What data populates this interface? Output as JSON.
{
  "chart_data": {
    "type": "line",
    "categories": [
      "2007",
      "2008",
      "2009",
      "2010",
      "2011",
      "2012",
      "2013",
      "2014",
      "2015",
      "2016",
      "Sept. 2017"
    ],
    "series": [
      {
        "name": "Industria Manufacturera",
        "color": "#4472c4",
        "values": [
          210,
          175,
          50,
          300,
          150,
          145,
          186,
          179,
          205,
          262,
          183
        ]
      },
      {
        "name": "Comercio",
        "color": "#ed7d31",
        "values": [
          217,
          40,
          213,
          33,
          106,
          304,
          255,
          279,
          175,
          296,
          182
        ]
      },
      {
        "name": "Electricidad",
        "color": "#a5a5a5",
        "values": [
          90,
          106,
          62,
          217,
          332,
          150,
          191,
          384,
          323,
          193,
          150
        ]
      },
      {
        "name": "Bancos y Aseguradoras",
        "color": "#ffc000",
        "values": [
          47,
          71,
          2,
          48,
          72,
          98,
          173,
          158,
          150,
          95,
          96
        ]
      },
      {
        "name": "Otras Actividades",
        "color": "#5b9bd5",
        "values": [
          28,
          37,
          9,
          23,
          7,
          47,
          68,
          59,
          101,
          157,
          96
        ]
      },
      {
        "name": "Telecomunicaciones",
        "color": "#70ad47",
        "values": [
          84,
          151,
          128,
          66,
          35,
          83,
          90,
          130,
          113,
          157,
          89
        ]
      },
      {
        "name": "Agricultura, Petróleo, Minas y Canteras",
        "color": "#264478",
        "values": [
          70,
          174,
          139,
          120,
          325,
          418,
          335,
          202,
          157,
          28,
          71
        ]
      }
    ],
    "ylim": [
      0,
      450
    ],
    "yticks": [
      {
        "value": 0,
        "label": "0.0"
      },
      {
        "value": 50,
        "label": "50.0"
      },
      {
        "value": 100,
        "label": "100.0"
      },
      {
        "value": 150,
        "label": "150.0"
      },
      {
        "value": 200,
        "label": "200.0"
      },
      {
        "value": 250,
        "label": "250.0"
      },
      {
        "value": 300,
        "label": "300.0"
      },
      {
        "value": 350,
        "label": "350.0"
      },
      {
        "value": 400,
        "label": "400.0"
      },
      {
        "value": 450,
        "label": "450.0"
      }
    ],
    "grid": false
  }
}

_ _ _ _ _ _ _

Copy out each line of the data containing the string "label".

        "label": "0.0"
        "label": "50.0"
        "label": "100.0"
        "label": "150.0"
        "label": "200.0"
        "label": "250.0"
        "label": "300.0"
        "label": "350.0"
        "label": "400.0"
        "label": "450.0"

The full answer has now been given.